PROBLEM TO WORK ON: Copy each of the following items word for word, keeping them in the order shown.

GIVEN ENTRIES:
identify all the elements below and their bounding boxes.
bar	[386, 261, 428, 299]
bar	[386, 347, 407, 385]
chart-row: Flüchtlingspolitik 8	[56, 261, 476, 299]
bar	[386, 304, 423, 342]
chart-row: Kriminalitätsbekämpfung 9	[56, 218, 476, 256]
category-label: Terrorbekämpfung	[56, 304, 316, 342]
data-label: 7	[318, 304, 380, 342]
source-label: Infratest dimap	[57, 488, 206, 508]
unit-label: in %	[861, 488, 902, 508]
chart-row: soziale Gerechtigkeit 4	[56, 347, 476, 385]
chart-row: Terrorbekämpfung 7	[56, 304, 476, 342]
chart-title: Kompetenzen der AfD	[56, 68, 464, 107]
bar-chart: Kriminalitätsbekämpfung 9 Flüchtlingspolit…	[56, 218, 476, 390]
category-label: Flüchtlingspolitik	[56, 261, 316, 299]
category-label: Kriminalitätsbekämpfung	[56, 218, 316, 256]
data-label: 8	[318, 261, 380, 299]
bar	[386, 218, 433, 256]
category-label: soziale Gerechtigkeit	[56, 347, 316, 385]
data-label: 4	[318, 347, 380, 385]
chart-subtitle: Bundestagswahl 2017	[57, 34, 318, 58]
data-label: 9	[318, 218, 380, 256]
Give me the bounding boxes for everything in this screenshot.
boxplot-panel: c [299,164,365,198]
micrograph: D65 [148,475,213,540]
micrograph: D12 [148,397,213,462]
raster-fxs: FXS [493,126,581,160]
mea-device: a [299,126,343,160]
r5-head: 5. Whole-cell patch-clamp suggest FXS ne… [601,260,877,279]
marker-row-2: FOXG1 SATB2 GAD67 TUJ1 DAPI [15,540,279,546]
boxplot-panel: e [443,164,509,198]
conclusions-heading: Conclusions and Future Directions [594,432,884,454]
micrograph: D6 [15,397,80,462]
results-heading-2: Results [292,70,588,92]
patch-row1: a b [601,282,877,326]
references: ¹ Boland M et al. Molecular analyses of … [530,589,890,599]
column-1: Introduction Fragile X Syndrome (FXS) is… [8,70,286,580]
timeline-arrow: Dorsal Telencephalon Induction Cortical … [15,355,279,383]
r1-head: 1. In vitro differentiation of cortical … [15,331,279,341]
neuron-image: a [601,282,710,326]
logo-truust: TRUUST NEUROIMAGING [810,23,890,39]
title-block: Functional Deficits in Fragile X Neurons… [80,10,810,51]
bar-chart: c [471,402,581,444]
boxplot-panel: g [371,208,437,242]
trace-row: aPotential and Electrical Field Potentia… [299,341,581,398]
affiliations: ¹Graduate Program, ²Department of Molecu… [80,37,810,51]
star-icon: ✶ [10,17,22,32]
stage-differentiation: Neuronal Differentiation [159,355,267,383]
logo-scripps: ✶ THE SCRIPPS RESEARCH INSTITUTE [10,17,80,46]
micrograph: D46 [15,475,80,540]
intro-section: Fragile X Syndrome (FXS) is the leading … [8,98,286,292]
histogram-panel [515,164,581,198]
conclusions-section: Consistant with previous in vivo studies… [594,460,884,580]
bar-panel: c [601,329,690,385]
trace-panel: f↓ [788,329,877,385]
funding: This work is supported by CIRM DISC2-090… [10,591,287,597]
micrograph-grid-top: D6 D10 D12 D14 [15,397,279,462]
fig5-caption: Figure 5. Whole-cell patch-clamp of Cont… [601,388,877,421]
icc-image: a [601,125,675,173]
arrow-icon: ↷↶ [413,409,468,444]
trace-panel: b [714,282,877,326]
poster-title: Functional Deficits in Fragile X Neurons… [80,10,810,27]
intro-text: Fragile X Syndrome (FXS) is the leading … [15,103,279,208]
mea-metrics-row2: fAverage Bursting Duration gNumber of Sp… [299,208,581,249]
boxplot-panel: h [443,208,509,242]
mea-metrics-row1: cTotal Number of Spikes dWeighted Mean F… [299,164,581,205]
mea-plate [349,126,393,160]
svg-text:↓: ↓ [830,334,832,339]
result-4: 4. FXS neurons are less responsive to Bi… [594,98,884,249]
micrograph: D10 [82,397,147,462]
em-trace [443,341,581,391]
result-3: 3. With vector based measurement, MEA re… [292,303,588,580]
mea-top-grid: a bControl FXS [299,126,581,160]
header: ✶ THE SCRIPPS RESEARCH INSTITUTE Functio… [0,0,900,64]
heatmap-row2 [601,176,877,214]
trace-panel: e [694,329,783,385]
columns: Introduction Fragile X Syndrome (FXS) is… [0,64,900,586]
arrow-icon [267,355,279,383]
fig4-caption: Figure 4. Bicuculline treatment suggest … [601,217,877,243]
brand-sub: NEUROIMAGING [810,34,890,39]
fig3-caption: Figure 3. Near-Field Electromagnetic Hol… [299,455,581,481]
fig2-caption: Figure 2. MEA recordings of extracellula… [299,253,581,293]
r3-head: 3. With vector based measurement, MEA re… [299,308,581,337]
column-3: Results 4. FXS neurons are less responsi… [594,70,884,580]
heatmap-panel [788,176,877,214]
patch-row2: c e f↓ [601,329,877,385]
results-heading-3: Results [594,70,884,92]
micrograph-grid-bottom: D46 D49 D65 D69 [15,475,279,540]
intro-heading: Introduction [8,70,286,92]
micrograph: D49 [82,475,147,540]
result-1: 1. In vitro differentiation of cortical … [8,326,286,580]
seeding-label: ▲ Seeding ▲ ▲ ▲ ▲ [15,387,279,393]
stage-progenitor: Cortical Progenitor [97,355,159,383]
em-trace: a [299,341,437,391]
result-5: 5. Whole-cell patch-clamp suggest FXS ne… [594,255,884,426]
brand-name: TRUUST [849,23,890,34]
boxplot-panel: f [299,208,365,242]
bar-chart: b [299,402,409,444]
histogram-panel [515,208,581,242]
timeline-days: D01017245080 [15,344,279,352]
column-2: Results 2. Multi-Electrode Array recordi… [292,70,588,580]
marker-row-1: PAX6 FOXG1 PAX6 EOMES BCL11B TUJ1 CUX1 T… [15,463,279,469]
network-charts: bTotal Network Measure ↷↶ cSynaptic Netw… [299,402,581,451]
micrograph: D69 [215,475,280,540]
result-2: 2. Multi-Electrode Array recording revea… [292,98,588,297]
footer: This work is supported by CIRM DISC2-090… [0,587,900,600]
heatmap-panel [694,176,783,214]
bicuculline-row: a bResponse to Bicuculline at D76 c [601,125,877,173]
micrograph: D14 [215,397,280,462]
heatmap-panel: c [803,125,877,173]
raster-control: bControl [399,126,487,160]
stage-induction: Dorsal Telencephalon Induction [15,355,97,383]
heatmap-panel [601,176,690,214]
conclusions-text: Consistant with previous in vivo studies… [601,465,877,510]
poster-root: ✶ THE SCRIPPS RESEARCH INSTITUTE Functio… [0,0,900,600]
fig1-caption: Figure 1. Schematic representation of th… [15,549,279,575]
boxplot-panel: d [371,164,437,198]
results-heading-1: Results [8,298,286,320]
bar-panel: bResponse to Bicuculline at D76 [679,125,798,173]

TASK RESPONSE:
identify all the elements below and their bounding boxes.
bar	[386, 261, 428, 299]
bar	[386, 347, 407, 385]
chart-row: Flüchtlingspolitik 8	[56, 261, 476, 299]
bar	[386, 304, 423, 342]
chart-row: Kriminalitätsbekämpfung 9	[56, 218, 476, 256]
category-label: Terrorbekämpfung	[56, 304, 316, 342]
data-label: 7	[318, 304, 380, 342]
source-label: Infratest dimap	[57, 488, 206, 508]
unit-label: in %	[861, 488, 902, 508]
chart-row: soziale Gerechtigkeit 4	[56, 347, 476, 385]
chart-row: Terrorbekämpfung 7	[56, 304, 476, 342]
chart-title: Kompetenzen der AfD	[56, 68, 464, 107]
bar-chart: Kriminalitätsbekämpfung 9 Flüchtlingspolit…	[56, 218, 476, 390]
category-label: Flüchtlingspolitik	[56, 261, 316, 299]
category-label: Kriminalitätsbekämpfung	[56, 218, 316, 256]
data-label: 8	[318, 261, 380, 299]
bar	[386, 218, 433, 256]
category-label: soziale Gerechtigkeit	[56, 347, 316, 385]
data-label: 4	[318, 347, 380, 385]
chart-subtitle: Bundestagswahl 2017	[57, 34, 318, 58]
data-label: 9	[318, 218, 380, 256]
Give me the bounding boxes for everything in this screenshot.
boxplot-panel: c [299,164,365,198]
micrograph: D65 [148,475,213,540]
micrograph: D12 [148,397,213,462]
raster-fxs: FXS [493,126,581,160]
mea-device: a [299,126,343,160]
r5-head: 5. Whole-cell patch-clamp suggest FXS ne… [601,260,877,279]
marker-row-2: FOXG1 SATB2 GAD67 TUJ1 DAPI [15,540,279,546]
boxplot-panel: e [443,164,509,198]
conclusions-heading: Conclusions and Future Directions [594,432,884,454]
micrograph: D6 [15,397,80,462]
results-heading-2: Results [292,70,588,92]
patch-row1: a b [601,282,877,326]
references: ¹ Boland M et al. Molecular analyses of … [530,589,890,599]
column-1: Introduction Fragile X Syndrome (FXS) is… [8,70,286,580]
timeline-arrow: Dorsal Telencephalon Induction Cortical … [15,355,279,383]
r1-head: 1. In vitro differentiation of cortical … [15,331,279,341]
neuron-image: a [601,282,710,326]
logo-truust: TRUUST NEUROIMAGING [810,23,890,39]
title-block: Functional Deficits in Fragile X Neurons… [80,10,810,51]
bar-chart: c [471,402,581,444]
boxplot-panel: g [371,208,437,242]
trace-row: aPotential and Electrical Field Potentia… [299,341,581,398]
affiliations: ¹Graduate Program, ²Department of Molecu… [80,37,810,51]
star-icon: ✶ [10,17,22,32]
stage-differentiation: Neuronal Differentiation [159,355,267,383]
logo-scripps: ✶ THE SCRIPPS RESEARCH INSTITUTE [10,17,80,46]
micrograph: D46 [15,475,80,540]
intro-section: Fragile X Syndrome (FXS) is the leading … [8,98,286,292]
histogram-panel [515,164,581,198]
conclusions-section: Consistant with previous in vivo studies… [594,460,884,580]
bar-panel: c [601,329,690,385]
trace-panel: f↓ [788,329,877,385]
funding: This work is supported by CIRM DISC2-090… [10,591,287,597]
micrograph-grid-top: D6 D10 D12 D14 [15,397,279,462]
fig5-caption: Figure 5. Whole-cell patch-clamp of Cont… [601,388,877,421]
icc-image: a [601,125,675,173]
arrow-icon: ↷↶ [413,409,468,444]
trace-panel: b [714,282,877,326]
poster-title: Functional Deficits in Fragile X Neurons… [80,10,810,27]
intro-text: Fragile X Syndrome (FXS) is the leading … [15,103,279,208]
mea-metrics-row2: fAverage Bursting Duration gNumber of Sp… [299,208,581,249]
boxplot-panel: h [443,208,509,242]
mea-metrics-row1: cTotal Number of Spikes dWeighted Mean F… [299,164,581,205]
mea-plate [349,126,393,160]
svg-text:↓: ↓ [830,334,832,339]
result-4: 4. FXS neurons are less responsive to Bi… [594,98,884,249]
micrograph: D10 [82,397,147,462]
em-trace [443,341,581,391]
result-3: 3. With vector based measurement, MEA re… [292,303,588,580]
mea-top-grid: a bControl FXS [299,126,581,160]
header: ✶ THE SCRIPPS RESEARCH INSTITUTE Functio… [0,0,900,64]
heatmap-row2 [601,176,877,214]
trace-panel: e [694,329,783,385]
columns: Introduction Fragile X Syndrome (FXS) is… [0,64,900,586]
arrow-icon [267,355,279,383]
fig4-caption: Figure 4. Bicuculline treatment suggest … [601,217,877,243]
brand-sub: NEUROIMAGING [810,34,890,39]
fig3-caption: Figure 3. Near-Field Electromagnetic Hol… [299,455,581,481]
fig2-caption: Figure 2. MEA recordings of extracellula… [299,253,581,293]
r3-head: 3. With vector based measurement, MEA re… [299,308,581,337]
column-3: Results 4. FXS neurons are less responsi… [594,70,884,580]
heatmap-panel [788,176,877,214]
patch-row2: c e f↓ [601,329,877,385]
results-heading-3: Results [594,70,884,92]
micrograph-grid-bottom: D46 D49 D65 D69 [15,475,279,540]
intro-heading: Introduction [8,70,286,92]
micrograph: D49 [82,475,147,540]
result-1: 1. In vitro differentiation of cortical … [8,326,286,580]
seeding-label: ▲ Seeding ▲ ▲ ▲ ▲ [15,387,279,393]
stage-progenitor: Cortical Progenitor [97,355,159,383]
em-trace: a [299,341,437,391]
result-5: 5. Whole-cell patch-clamp suggest FXS ne… [594,255,884,426]
brand-name: TRUUST [849,23,890,34]
boxplot-panel: f [299,208,365,242]
bar-chart: b [299,402,409,444]
histogram-panel [515,208,581,242]
timeline-days: D01017245080 [15,344,279,352]
column-2: Results 2. Multi-Electrode Array recordi… [292,70,588,580]
marker-row-1: PAX6 FOXG1 PAX6 EOMES BCL11B TUJ1 CUX1 T… [15,463,279,469]
network-charts: bTotal Network Measure ↷↶ cSynaptic Netw… [299,402,581,451]
micrograph: D69 [215,475,280,540]
result-2: 2. Multi-Electrode Array recording revea… [292,98,588,297]
footer: This work is supported by CIRM DISC2-090… [0,587,900,600]
heatmap-panel [694,176,783,214]
bicuculline-row: a bResponse to Bicuculline at D76 c [601,125,877,173]
micrograph: D14 [215,397,280,462]
heatmap-panel: c [803,125,877,173]
raster-control: bControl [399,126,487,160]
stage-induction: Dorsal Telencephalon Induction [15,355,97,383]
heatmap-panel [601,176,690,214]
conclusions-text: Consistant with previous in vivo studies… [601,465,877,510]
poster-root: ✶ THE SCRIPPS RESEARCH INSTITUTE Functio… [0,0,900,600]
fig1-caption: Figure 1. Schematic representation of th… [15,549,279,575]
boxplot-panel: d [371,164,437,198]
results-heading-1: Results [8,298,286,320]
bar-panel: bResponse to Bicuculline at D76 [679,125,798,173]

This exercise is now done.